* [Set exercise] From the listing that follows, output everything exactly except the pictures.

* [Excerpted records]
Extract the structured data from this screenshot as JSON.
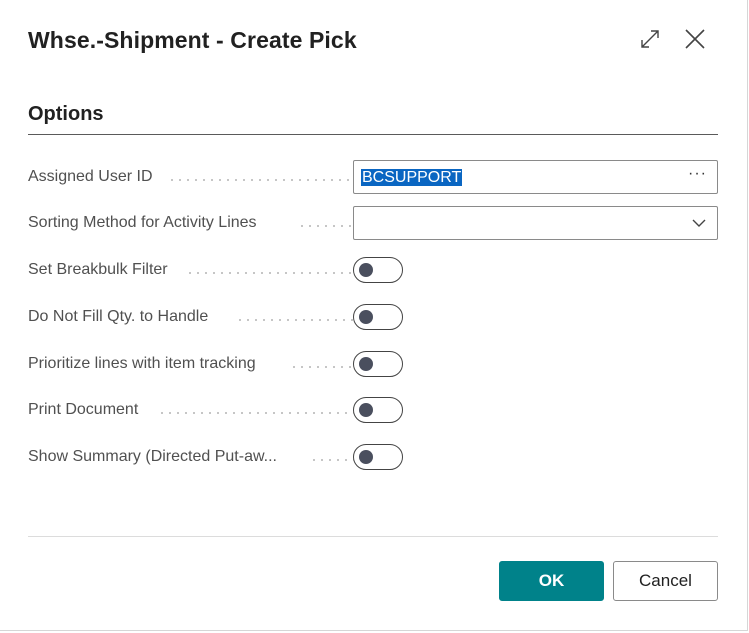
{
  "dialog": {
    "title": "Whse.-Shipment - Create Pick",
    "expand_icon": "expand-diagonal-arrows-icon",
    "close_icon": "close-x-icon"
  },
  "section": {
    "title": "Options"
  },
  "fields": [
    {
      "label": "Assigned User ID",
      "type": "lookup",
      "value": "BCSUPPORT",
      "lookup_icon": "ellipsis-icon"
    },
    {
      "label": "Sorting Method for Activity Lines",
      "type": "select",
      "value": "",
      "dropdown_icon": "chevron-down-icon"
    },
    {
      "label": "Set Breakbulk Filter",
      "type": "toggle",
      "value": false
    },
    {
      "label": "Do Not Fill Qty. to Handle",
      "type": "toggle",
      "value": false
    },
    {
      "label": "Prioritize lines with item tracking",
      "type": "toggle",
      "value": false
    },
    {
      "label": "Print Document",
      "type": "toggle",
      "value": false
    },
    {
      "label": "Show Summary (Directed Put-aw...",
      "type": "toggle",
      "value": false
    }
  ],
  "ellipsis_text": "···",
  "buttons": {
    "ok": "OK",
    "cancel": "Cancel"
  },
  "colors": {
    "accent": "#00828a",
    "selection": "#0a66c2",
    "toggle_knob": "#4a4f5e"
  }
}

* [Answer to the problem]
Extract the structured data from this screenshot as JSON.
{
  "dialog": {
    "title": "Whse.-Shipment - Create Pick",
    "expand_icon": "expand-diagonal-arrows-icon",
    "close_icon": "close-x-icon"
  },
  "section": {
    "title": "Options"
  },
  "fields": [
    {
      "label": "Assigned User ID",
      "type": "lookup",
      "value": "BCSUPPORT",
      "lookup_icon": "ellipsis-icon"
    },
    {
      "label": "Sorting Method for Activity Lines",
      "type": "select",
      "value": "",
      "dropdown_icon": "chevron-down-icon"
    },
    {
      "label": "Set Breakbulk Filter",
      "type": "toggle",
      "value": false
    },
    {
      "label": "Do Not Fill Qty. to Handle",
      "type": "toggle",
      "value": false
    },
    {
      "label": "Prioritize lines with item tracking",
      "type": "toggle",
      "value": false
    },
    {
      "label": "Print Document",
      "type": "toggle",
      "value": false
    },
    {
      "label": "Show Summary (Directed Put-aw...",
      "type": "toggle",
      "value": false
    }
  ],
  "ellipsis_text": "···",
  "buttons": {
    "ok": "OK",
    "cancel": "Cancel"
  },
  "colors": {
    "accent": "#00828a",
    "selection": "#0a66c2",
    "toggle_knob": "#4a4f5e"
  }
}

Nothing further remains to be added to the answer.